## REQUIREMENTS
Please rewrite the items from the start down through the line containing "english-cell[interactable]: Access Denied", swapping "Google" for "Bing" and leaving everything else as it is.

========

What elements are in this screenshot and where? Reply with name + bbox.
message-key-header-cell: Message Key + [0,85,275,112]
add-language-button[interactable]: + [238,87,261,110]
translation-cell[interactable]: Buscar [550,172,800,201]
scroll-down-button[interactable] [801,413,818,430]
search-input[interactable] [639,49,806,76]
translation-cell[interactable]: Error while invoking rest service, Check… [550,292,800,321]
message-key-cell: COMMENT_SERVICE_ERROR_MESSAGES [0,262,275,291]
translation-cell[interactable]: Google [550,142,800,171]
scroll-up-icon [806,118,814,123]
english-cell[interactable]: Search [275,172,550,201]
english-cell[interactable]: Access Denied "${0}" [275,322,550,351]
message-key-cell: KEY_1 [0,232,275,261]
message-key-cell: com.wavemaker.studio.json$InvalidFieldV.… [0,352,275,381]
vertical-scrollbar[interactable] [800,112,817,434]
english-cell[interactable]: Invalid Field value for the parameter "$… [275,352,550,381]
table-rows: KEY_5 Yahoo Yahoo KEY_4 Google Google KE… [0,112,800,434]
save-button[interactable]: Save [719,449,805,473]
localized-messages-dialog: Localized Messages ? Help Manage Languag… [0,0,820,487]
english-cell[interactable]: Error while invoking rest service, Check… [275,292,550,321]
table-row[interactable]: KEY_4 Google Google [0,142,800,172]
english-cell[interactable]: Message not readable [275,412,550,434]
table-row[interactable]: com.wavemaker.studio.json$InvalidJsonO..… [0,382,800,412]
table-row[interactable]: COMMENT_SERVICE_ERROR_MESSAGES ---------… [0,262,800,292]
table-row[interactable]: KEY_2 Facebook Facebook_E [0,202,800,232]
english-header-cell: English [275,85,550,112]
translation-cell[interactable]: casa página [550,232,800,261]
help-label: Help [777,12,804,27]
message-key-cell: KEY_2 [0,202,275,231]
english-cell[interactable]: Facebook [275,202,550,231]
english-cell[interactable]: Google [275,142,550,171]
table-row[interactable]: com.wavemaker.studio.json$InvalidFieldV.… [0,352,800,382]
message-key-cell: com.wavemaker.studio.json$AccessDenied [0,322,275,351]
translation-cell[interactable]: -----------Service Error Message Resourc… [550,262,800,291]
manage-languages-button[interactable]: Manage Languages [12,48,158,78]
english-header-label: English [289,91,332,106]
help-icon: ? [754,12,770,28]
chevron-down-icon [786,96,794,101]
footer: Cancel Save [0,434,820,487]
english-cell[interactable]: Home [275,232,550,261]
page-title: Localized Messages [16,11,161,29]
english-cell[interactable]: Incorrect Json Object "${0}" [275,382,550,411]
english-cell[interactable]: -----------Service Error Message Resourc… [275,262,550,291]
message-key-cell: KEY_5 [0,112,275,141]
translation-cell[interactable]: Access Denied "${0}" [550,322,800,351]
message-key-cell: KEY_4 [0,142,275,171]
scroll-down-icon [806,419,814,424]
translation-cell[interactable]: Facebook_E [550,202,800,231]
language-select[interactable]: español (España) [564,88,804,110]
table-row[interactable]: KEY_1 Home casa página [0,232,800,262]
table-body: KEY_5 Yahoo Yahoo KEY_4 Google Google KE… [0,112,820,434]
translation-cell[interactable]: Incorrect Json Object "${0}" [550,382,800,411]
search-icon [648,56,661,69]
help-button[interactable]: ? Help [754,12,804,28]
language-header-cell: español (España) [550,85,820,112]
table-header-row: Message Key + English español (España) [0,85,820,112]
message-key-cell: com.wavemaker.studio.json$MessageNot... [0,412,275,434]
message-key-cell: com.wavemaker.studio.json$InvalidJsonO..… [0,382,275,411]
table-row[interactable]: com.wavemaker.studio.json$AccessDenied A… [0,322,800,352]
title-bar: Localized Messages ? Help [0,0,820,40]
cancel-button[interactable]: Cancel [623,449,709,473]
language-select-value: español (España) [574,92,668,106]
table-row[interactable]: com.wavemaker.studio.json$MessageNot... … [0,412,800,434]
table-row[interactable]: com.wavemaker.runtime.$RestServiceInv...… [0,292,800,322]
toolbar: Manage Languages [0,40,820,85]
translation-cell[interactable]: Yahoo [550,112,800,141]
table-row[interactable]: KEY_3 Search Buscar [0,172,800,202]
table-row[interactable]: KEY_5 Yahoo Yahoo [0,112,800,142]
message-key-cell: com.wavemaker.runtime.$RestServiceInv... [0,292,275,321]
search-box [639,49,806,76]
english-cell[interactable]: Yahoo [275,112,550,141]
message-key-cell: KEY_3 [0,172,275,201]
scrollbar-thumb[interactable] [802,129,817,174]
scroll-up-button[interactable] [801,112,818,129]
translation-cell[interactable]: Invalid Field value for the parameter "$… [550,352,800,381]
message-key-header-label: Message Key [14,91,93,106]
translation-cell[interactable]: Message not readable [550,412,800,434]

========

## ANSWER TO THE PROBLEM
What elements are in this screenshot and where? Reply with name + bbox.
message-key-header-cell: Message Key + [0,85,275,112]
add-language-button[interactable]: + [238,87,261,110]
translation-cell[interactable]: Buscar [550,172,800,201]
scroll-down-button[interactable] [801,413,818,430]
search-input[interactable] [639,49,806,76]
translation-cell[interactable]: Error while invoking rest service, Check… [550,292,800,321]
message-key-cell: COMMENT_SERVICE_ERROR_MESSAGES [0,262,275,291]
translation-cell[interactable]: Bing [550,142,800,171]
scroll-up-icon [806,118,814,123]
english-cell[interactable]: Search [275,172,550,201]
english-cell[interactable]: Access Denied "${0}" [275,322,550,351]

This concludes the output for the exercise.